### DATA EXCERPTS

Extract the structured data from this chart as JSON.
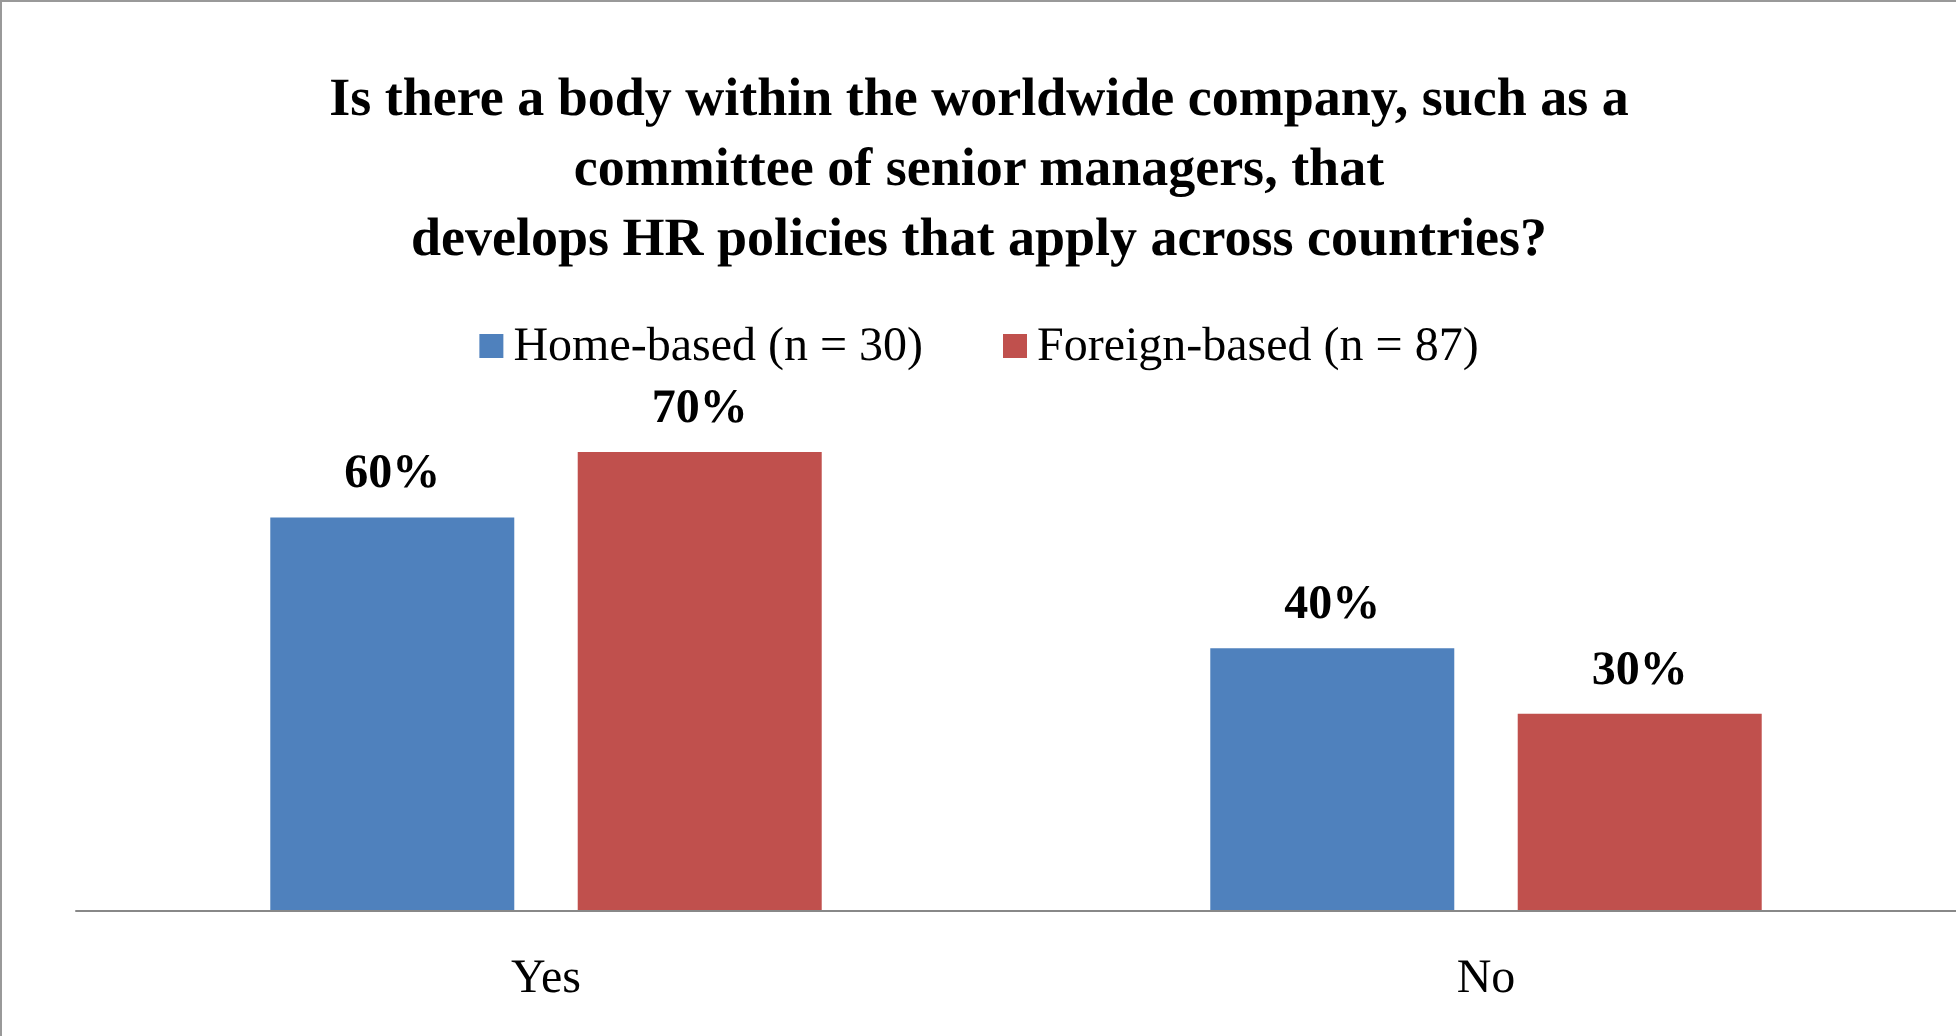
{
  "chart_data": {
    "type": "bar",
    "title": "Is there a body within the worldwide company, such as a\ncommittee of senior managers, that\ndevelops HR policies that apply across countries?",
    "categories": [
      "Yes",
      "No"
    ],
    "series": [
      {
        "name": "Home-based (n = 30)",
        "color": "#4f81bd",
        "values": [
          60,
          40
        ],
        "value_labels": [
          "60%",
          "40%"
        ]
      },
      {
        "name": "Foreign-based (n = 87)",
        "color": "#c0504d",
        "values": [
          70,
          30
        ],
        "value_labels": [
          "70%",
          "30%"
        ]
      }
    ],
    "legend": "top"
  }
}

######

EXERCISE INSTRUCTIONS:
Without the pictures, restate all the entries above exactly.

SOLUTION TO THIS EXERCISE:
Extract the structured data from this chart as JSON.
{
  "chart_data": {
    "type": "bar",
    "title": "Is there a body within the worldwide company, such as a\ncommittee of senior managers, that\ndevelops HR policies that apply across countries?",
    "categories": [
      "Yes",
      "No"
    ],
    "series": [
      {
        "name": "Home-based (n = 30)",
        "color": "#4f81bd",
        "values": [
          60,
          40
        ],
        "value_labels": [
          "60%",
          "40%"
        ]
      },
      {
        "name": "Foreign-based (n = 87)",
        "color": "#c0504d",
        "values": [
          70,
          30
        ],
        "value_labels": [
          "70%",
          "30%"
        ]
      }
    ],
    "legend": "top"
  }
}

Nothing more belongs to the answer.